WHAT NEEDS TO BE DONE ▸
Tally the lines containing the word "legend", and report the tally alone.

RECORD EXTRACTS ▸
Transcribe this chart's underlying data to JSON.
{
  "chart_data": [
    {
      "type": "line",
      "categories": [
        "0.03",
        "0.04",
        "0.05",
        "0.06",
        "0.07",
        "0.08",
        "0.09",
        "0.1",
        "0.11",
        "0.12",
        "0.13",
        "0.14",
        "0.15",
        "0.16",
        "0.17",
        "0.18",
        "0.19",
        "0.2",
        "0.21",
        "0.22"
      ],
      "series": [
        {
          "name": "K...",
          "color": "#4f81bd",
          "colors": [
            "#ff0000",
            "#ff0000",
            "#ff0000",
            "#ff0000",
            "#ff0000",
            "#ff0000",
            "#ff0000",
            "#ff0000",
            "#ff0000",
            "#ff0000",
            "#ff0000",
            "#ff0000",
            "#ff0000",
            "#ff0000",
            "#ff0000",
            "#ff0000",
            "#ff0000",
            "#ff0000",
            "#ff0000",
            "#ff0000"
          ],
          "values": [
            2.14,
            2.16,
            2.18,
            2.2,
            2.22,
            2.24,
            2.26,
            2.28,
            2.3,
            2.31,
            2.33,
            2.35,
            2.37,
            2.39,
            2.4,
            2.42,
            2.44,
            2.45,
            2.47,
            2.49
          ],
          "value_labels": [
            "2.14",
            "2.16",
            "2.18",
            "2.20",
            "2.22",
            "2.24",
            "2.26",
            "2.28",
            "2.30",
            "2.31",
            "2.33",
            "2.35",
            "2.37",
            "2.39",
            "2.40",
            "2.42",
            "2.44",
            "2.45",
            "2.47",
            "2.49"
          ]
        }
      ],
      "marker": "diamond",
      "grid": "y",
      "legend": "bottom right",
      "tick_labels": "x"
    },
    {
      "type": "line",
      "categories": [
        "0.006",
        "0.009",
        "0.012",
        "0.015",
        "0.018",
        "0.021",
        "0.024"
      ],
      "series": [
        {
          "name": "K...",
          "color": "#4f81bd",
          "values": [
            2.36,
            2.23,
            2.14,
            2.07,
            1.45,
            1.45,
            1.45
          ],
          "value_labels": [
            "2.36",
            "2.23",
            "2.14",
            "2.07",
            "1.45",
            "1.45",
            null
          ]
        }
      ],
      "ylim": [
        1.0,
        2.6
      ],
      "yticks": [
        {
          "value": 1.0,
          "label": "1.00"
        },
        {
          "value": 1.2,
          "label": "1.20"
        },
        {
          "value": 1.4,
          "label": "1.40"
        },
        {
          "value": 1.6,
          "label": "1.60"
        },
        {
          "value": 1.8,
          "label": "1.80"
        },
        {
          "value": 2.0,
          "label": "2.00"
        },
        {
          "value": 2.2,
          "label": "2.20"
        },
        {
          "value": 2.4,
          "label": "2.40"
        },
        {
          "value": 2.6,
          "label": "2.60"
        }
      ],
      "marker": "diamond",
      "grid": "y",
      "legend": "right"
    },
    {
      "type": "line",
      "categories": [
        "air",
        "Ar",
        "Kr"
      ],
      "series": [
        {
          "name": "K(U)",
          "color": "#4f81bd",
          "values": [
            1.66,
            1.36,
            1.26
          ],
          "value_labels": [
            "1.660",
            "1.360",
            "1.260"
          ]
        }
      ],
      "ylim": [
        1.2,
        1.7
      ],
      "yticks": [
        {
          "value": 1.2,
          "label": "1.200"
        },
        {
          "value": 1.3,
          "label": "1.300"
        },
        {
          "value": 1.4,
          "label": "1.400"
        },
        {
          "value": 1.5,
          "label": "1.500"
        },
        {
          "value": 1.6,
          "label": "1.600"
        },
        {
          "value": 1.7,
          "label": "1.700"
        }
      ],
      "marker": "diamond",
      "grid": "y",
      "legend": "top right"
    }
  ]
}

THE RESULT ▸
3